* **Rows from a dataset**

....

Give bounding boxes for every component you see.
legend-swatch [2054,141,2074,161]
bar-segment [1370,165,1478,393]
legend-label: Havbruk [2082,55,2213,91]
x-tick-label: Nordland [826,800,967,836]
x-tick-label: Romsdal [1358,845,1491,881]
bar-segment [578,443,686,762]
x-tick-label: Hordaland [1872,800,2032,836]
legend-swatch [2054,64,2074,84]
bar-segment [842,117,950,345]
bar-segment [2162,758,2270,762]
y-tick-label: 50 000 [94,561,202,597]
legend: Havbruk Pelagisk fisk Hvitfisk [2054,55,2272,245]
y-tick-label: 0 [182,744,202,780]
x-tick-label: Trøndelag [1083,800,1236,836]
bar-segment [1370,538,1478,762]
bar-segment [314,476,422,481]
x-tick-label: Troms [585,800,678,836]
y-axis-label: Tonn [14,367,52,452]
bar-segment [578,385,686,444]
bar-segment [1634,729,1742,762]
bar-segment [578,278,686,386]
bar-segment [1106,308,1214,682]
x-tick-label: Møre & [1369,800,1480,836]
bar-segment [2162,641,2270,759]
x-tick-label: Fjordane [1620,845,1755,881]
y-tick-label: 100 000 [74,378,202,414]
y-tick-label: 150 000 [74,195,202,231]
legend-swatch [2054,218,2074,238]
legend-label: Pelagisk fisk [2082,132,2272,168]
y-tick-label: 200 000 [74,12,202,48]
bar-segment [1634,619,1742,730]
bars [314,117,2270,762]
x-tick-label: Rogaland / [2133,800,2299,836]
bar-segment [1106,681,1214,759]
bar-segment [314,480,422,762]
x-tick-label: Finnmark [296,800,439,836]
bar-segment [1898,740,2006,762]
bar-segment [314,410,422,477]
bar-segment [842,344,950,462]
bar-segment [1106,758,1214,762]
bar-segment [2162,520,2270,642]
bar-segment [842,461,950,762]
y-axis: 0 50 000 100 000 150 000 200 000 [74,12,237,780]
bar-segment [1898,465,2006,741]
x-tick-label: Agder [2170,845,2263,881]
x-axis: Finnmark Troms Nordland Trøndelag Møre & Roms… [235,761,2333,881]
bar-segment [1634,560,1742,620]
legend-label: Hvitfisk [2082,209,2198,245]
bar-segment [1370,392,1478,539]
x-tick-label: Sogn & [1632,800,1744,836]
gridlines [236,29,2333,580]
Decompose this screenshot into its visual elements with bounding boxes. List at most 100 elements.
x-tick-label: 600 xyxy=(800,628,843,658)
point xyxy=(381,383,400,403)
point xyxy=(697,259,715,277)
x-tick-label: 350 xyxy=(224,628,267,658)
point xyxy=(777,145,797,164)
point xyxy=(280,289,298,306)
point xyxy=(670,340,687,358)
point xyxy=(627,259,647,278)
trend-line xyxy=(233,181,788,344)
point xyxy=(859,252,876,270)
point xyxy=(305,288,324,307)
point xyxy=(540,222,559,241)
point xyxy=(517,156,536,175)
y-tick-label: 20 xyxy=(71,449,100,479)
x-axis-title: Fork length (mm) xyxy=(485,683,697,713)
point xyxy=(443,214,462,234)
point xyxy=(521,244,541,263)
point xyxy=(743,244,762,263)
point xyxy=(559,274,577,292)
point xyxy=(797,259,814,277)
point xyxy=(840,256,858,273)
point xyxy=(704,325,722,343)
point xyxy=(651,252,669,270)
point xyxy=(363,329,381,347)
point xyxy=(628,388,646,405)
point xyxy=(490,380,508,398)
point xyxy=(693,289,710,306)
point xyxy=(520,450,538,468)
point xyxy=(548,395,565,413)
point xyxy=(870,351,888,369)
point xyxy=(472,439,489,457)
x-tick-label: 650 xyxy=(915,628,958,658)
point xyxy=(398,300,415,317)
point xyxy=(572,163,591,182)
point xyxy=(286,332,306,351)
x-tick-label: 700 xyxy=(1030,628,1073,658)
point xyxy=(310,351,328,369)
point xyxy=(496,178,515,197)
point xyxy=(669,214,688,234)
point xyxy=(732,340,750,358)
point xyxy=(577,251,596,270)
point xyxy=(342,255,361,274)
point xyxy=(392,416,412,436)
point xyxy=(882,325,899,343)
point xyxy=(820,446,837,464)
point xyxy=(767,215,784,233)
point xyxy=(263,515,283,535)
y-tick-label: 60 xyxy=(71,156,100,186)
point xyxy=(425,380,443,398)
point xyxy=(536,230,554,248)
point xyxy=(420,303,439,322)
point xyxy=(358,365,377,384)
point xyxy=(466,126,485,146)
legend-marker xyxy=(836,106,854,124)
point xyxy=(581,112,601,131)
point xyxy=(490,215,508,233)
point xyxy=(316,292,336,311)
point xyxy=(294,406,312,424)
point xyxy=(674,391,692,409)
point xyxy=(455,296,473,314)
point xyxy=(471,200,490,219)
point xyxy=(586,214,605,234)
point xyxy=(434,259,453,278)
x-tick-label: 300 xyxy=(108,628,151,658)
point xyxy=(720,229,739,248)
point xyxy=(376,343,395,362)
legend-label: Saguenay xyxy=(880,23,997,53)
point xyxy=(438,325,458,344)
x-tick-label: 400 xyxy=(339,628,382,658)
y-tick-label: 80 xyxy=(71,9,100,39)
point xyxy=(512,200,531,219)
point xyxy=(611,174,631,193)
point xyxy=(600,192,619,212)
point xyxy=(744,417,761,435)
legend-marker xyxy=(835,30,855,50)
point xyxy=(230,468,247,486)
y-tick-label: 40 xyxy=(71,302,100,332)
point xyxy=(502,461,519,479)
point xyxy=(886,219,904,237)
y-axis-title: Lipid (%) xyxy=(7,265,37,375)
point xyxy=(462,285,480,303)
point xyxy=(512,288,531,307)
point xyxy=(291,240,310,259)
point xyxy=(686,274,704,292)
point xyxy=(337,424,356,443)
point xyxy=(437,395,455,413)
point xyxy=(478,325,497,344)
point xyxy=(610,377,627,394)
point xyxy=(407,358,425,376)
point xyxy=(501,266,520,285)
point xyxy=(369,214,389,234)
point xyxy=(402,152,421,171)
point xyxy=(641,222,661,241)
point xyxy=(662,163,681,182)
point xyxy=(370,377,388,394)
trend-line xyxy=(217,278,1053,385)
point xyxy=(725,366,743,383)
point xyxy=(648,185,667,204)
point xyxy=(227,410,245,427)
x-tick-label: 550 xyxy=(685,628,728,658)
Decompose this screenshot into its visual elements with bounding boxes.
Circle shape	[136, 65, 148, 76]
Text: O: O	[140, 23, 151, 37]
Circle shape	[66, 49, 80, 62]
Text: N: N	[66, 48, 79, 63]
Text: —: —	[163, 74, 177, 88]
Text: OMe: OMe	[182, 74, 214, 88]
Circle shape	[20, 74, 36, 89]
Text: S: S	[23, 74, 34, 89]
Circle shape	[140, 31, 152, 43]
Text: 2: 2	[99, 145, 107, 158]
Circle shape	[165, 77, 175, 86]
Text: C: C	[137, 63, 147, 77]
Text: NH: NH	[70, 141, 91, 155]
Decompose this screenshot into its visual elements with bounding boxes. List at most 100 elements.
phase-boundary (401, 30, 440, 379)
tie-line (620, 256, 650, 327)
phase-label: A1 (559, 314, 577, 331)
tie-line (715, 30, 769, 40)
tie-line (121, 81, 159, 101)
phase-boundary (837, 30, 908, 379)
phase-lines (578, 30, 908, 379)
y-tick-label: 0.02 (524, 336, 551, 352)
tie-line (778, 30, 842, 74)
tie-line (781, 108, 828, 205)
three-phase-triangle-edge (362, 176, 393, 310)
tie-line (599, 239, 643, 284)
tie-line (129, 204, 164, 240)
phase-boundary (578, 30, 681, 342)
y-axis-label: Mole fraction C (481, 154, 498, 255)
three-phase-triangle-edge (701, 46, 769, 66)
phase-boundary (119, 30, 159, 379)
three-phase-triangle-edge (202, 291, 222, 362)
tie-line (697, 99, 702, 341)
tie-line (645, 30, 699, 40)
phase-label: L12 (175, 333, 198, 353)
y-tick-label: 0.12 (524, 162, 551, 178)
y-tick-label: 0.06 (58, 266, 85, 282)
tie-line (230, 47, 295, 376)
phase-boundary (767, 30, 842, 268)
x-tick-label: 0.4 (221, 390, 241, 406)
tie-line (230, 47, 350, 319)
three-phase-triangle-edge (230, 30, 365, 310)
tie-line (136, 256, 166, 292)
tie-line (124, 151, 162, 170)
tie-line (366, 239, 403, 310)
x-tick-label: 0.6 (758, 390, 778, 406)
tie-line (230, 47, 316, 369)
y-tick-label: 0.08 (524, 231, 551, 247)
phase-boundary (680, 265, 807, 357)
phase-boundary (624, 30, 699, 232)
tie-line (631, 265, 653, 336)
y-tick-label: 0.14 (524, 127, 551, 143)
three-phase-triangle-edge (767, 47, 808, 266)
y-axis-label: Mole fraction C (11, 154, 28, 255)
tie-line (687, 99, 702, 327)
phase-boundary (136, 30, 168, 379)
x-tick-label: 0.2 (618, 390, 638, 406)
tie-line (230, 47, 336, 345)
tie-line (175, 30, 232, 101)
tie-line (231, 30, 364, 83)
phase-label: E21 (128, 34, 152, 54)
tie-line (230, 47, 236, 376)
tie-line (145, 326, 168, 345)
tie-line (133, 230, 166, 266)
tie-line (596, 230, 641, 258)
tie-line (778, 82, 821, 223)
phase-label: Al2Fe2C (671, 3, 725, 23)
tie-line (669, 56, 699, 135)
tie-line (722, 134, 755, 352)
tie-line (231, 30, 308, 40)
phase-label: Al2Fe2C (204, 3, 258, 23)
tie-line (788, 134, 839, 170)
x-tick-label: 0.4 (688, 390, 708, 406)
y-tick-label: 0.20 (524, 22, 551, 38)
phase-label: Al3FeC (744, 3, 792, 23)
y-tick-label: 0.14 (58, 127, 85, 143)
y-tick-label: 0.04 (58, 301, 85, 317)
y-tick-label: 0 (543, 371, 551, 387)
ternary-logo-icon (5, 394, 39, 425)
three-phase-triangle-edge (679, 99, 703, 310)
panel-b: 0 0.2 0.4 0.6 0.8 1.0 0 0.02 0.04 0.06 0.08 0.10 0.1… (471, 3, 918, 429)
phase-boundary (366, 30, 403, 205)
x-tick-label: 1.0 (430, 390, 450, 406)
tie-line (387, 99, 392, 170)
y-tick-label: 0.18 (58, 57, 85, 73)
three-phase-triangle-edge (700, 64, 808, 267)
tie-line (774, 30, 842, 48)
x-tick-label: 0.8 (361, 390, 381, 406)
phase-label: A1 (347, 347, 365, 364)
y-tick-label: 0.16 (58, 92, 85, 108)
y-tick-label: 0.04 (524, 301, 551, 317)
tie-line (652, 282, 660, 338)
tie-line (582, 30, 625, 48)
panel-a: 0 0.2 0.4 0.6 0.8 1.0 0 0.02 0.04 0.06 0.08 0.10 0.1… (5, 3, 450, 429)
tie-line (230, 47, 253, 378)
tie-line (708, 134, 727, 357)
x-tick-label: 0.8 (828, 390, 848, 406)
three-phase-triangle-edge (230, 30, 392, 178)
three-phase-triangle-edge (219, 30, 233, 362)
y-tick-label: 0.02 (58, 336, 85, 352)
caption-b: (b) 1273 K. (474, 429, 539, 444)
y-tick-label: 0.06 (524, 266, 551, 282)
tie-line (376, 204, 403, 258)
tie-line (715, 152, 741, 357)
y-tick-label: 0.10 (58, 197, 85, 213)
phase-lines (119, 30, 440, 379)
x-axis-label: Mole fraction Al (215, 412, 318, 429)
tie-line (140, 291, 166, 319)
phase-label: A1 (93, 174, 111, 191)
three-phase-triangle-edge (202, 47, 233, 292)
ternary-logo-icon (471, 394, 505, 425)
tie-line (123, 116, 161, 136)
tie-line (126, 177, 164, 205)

....

* **What is expected**
Render everything from the start of the listing down to the line containing "bar-segment [1370,538,1478,762]", inclusive, as a Markdown table with the columns Row and Listing line, omitting blank lines. Include only those lines.

* **Written response**
| Row | Listing line |
|---|---|
| 1 | Give bounding boxes for every component you see. |
| 2 | legend-swatch [2054,141,2074,161] |
| 3 | bar-segment [1370,165,1478,393] |
| 4 | legend-label: Havbruk [2082,55,2213,91] |
| 5 | x-tick-label: Nordland [826,800,967,836] |
| 6 | x-tick-label: Romsdal [1358,845,1491,881] |
| 7 | bar-segment [578,443,686,762] |
| 8 | x-tick-label: Hordaland [1872,800,2032,836] |
| 9 | legend-swatch [2054,64,2074,84] |
| 10 | bar-segment [842,117,950,345] |
| 11 | bar-segment [2162,758,2270,762] |
| 12 | y-tick-label: 50 000 [94,561,202,597] |
| 13 | legend: Havbruk Pelagisk fisk Hvitfisk [2054,55,2272,245] |
| 14 | y-tick-label: 0 [182,744,202,780] |
| 15 | x-tick-label: Trøndelag [1083,800,1236,836] |
| 16 | bar-segment [1370,538,1478,762] |